··· Exercise inputs
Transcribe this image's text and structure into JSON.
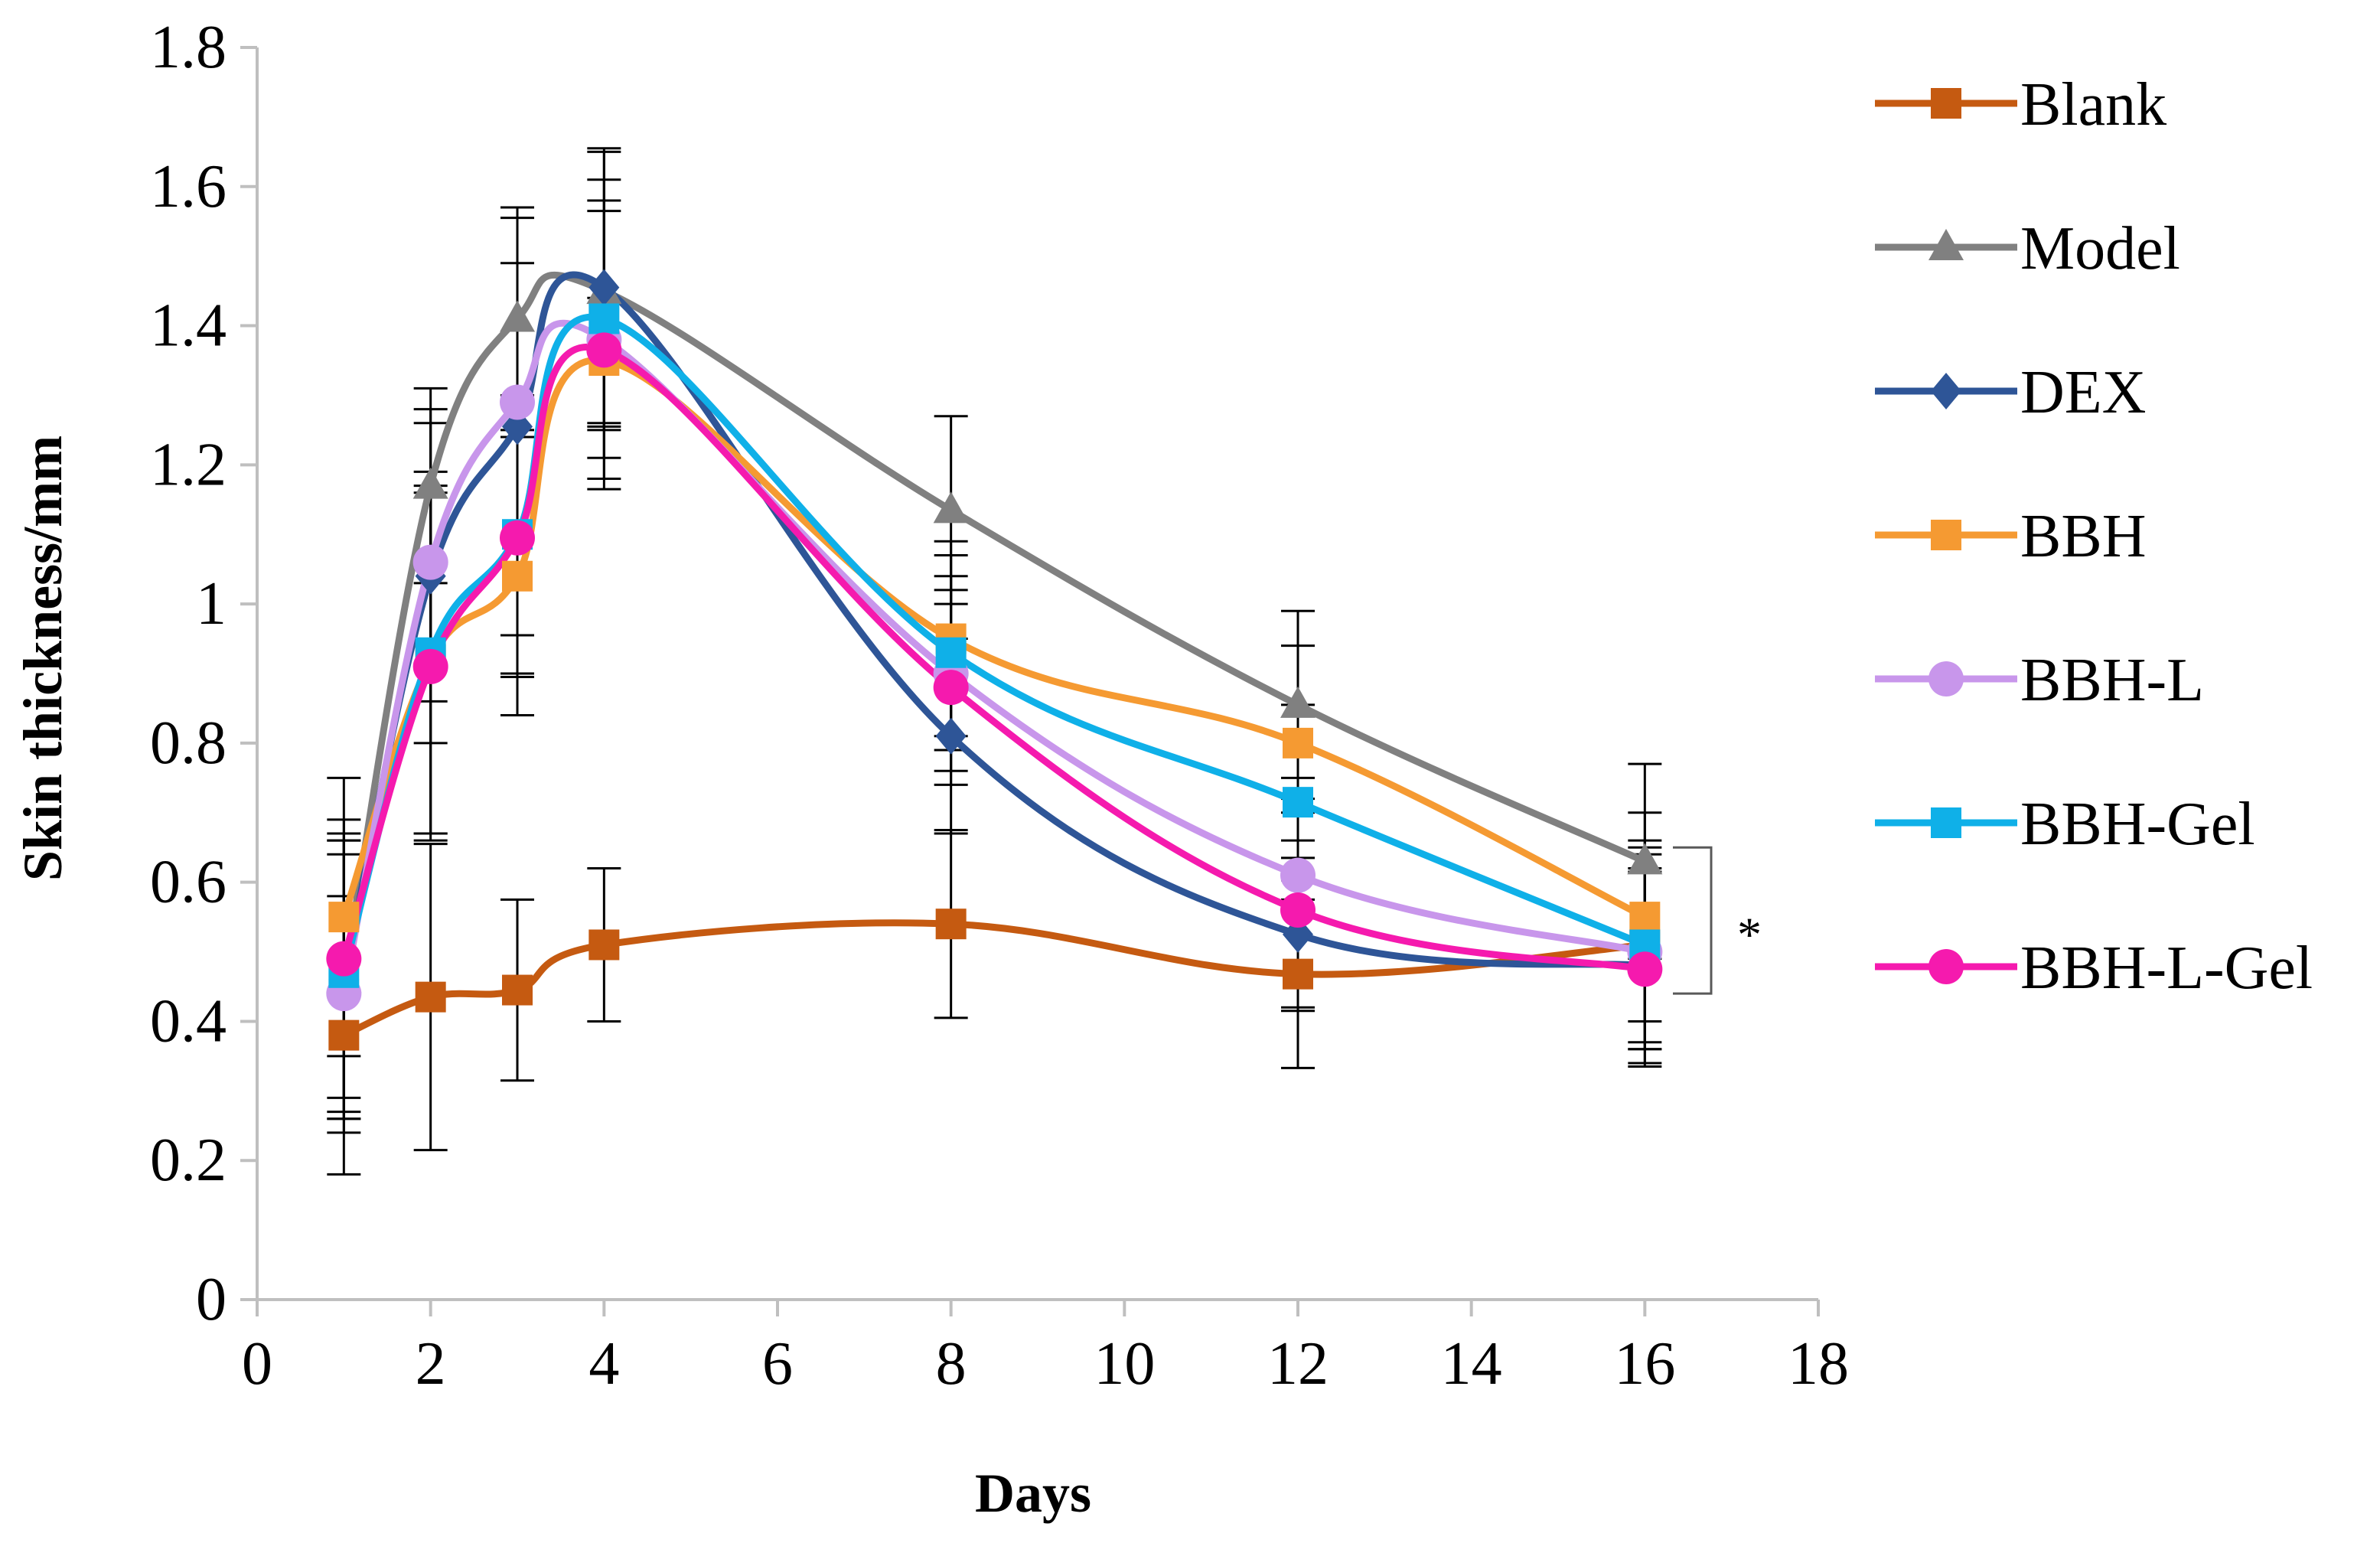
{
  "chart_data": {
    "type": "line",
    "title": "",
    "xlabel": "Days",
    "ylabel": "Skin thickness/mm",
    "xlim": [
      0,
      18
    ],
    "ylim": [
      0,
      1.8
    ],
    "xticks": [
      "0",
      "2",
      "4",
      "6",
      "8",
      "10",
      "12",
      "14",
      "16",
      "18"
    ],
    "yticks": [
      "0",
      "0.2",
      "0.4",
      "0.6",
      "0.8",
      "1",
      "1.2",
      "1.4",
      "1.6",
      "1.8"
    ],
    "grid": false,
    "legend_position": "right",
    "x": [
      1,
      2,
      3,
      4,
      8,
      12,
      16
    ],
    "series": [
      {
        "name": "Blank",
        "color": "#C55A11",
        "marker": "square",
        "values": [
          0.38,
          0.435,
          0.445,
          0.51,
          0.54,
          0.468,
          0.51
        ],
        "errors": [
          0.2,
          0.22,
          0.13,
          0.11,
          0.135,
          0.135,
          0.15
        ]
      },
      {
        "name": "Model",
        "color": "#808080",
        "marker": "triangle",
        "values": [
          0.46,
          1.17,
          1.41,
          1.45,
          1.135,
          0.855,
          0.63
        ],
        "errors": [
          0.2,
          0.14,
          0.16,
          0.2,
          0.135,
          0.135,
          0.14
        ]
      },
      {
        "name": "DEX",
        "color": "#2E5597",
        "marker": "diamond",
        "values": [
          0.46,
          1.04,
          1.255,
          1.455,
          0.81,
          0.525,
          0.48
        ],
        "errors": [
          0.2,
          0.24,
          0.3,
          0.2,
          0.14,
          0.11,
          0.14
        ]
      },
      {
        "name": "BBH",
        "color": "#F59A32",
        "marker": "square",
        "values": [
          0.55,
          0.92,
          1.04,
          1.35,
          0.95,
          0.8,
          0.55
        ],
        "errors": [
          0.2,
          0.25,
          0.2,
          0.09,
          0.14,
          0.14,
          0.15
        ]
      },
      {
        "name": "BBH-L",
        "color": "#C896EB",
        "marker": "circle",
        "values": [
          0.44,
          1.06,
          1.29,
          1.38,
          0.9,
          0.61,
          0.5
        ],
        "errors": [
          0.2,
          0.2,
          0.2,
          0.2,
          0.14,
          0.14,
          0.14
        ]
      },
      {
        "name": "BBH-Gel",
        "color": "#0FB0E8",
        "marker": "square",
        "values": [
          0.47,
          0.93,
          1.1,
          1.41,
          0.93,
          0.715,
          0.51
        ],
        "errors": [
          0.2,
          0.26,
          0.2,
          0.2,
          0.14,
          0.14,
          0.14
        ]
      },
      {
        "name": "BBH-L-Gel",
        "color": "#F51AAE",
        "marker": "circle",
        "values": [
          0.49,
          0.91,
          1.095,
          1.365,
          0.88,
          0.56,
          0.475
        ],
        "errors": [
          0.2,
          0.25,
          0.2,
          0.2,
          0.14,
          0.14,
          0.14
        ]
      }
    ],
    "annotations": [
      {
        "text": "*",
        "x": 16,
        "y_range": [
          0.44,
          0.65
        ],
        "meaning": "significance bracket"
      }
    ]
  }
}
······
Task instructions
Using the listing above, return all lines where the word "color" occurs.

Complete answer
        "color": "#C55A11",
        "color": "#808080",
        "color": "#2E5597",
        "color": "#F59A32",
        "color": "#C896EB",
        "color": "#0FB0E8",
        "color": "#F51AAE",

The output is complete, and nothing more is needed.